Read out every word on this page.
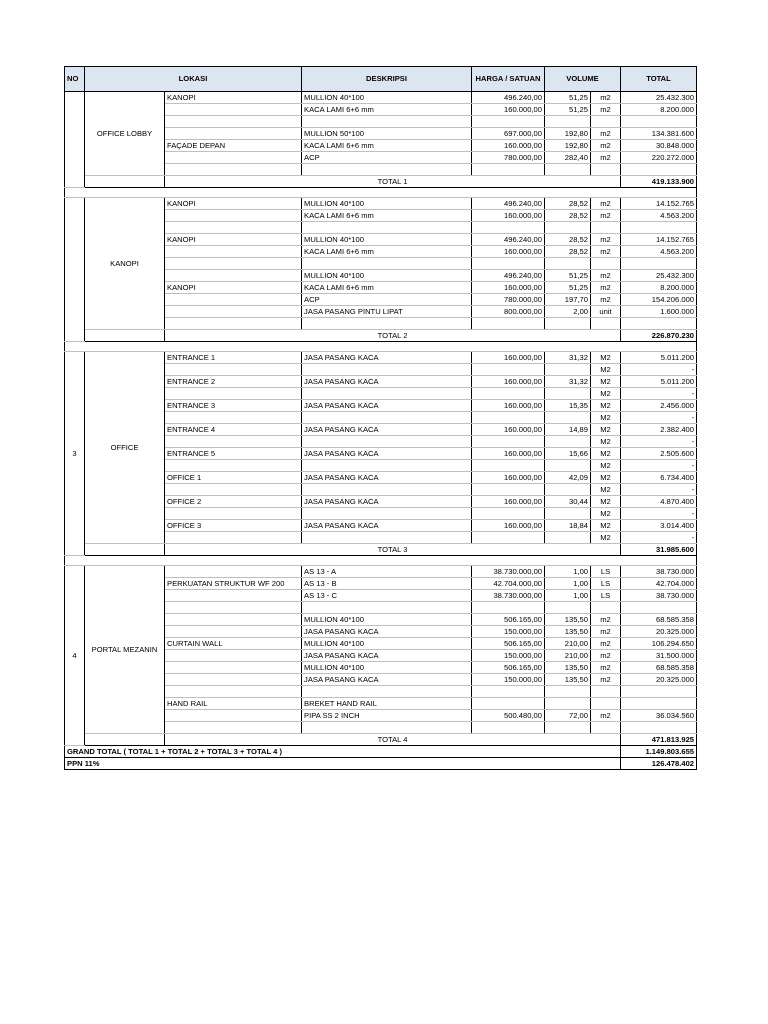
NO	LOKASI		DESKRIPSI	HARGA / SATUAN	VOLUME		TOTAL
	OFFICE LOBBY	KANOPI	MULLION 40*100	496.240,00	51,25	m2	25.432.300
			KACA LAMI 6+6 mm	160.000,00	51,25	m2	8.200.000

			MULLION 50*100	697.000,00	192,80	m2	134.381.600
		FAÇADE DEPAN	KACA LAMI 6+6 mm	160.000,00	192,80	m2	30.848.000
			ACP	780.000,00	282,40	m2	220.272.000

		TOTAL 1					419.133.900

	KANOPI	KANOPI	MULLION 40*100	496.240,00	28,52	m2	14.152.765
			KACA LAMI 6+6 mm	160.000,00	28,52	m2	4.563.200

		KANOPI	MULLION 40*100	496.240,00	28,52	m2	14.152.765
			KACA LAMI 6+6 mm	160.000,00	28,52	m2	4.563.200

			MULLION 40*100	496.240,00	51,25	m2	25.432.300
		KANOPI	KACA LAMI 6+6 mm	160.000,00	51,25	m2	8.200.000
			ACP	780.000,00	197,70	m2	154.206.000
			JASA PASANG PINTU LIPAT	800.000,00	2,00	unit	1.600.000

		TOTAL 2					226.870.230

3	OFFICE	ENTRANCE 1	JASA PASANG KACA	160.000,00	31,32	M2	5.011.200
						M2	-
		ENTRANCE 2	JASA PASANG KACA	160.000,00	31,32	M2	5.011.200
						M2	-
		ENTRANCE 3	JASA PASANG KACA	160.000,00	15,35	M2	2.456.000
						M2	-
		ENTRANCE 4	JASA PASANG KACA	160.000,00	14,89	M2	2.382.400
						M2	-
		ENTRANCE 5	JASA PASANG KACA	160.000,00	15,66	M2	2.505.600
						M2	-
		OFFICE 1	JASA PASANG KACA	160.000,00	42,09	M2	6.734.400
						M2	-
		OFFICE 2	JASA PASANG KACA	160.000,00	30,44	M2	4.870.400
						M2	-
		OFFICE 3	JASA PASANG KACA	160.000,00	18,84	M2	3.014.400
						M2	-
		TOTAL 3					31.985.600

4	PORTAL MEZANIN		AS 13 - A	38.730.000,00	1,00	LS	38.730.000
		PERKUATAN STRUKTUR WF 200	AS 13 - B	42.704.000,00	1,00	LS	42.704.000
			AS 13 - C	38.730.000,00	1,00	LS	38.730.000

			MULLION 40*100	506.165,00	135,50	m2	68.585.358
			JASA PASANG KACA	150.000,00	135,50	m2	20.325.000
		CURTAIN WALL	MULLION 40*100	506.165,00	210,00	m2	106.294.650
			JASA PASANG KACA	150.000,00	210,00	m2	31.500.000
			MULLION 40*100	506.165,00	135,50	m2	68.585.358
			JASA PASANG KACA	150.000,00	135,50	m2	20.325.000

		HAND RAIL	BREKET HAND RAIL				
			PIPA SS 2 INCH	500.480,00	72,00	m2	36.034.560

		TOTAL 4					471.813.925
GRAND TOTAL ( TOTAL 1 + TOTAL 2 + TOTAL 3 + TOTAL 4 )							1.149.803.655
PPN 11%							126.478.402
⁂
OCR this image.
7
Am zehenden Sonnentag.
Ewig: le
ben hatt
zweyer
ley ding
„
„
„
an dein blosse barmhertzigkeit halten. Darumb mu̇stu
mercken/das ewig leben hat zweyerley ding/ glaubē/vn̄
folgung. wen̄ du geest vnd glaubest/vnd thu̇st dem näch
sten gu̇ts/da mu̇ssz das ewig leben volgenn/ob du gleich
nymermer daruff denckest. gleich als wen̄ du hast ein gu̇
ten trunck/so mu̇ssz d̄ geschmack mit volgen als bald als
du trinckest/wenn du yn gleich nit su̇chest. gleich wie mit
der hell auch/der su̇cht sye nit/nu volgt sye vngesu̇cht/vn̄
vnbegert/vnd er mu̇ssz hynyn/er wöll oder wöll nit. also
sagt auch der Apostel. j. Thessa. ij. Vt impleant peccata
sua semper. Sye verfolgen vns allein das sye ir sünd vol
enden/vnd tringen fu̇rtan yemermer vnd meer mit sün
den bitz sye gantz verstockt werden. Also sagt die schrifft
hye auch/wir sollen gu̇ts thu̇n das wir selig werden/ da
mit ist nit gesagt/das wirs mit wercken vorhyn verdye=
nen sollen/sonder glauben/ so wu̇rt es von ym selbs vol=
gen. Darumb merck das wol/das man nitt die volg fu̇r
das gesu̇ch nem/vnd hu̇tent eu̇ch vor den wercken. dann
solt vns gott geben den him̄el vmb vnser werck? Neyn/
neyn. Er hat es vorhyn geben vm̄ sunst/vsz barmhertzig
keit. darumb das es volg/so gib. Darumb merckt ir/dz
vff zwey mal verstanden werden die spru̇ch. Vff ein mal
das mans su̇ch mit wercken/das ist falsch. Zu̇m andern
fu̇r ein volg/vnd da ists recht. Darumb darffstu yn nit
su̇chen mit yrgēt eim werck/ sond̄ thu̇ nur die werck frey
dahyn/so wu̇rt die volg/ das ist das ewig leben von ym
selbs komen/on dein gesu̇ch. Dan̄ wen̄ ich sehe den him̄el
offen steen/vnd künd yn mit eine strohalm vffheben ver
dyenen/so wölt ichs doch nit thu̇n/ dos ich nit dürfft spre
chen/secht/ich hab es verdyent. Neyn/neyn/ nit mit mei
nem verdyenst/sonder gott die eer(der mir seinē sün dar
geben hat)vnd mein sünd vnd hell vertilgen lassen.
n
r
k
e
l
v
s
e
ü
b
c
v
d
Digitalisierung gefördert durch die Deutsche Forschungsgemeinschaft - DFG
⁂
### [WHAT THE TASK ASKS]
Pull out every line of the entries that includes the word "dein".

### [TASK SOLUTION]
an dein blosse barmhertzigkeit halten. Darumb mu̇stu
selbs komen/on dein gesu̇ch. Dan̄ wen̄ ich sehe den him̄el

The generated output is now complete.